# [Aim]
Each line that includes the string "Find" counts once; give the total and nothing else.

[Extracted data entries]
┄┄┄┄┄┄┄┄┄┄┄┄┄┄┄┄┄┄┄┄

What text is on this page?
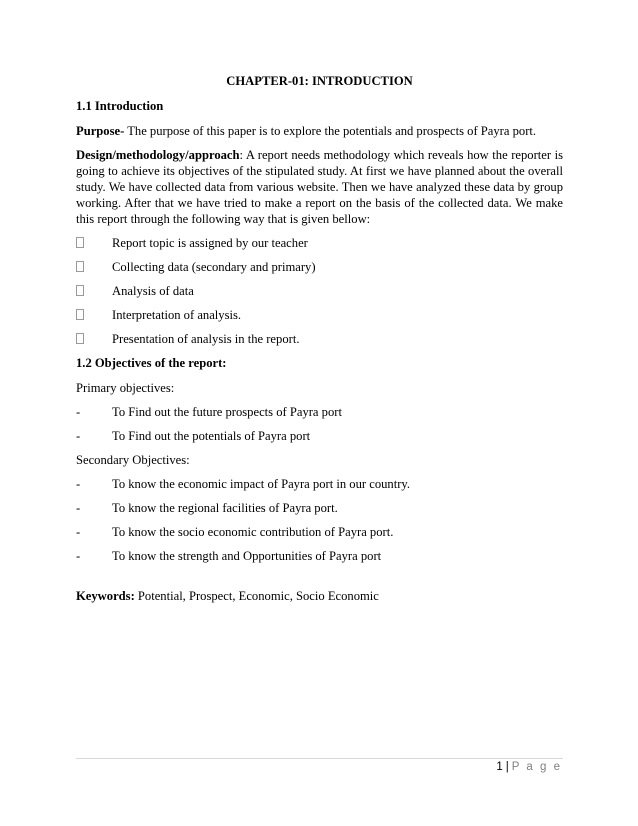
CHAPTER-01: INTRODUCTION
1.1 Introduction

Purpose- The purpose of this paper is to explore the potentials and prospects of Payra port.

Design/methodology/approach: A report needs methodology which reveals how the reporter is going to achieve its objectives of the stipulated study. At first we have planned about the overall study. We have collected data from various website. Then we have analyzed these data by group working. After that we have tried to make a report on the basis of the collected data. We make this report through the following way that is given bellow:

Report topic is assigned by our teacher
Collecting data (secondary and primary)
Analysis of data
Interpretation of analysis.
Presentation of analysis in the report.
1.2 Objectives of the report:

Primary objectives:

-	To Find out the future prospects of Payra port
-	To Find out the potentials of Payra port

Secondary Objectives:

-	To know the economic impact of Payra port in our country.
-	To know the regional facilities of Payra port.
-	To know the socio economic contribution of Payra port.
-	To know the strength and Opportunities of Payra port

Keywords: Potential, Prospect, Economic, Socio Economic

1 | P a g e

┄┄┄┄┄┄┄┄┄┄┄┄┄┄┄┄┄┄┄┄

# [Right answer]
2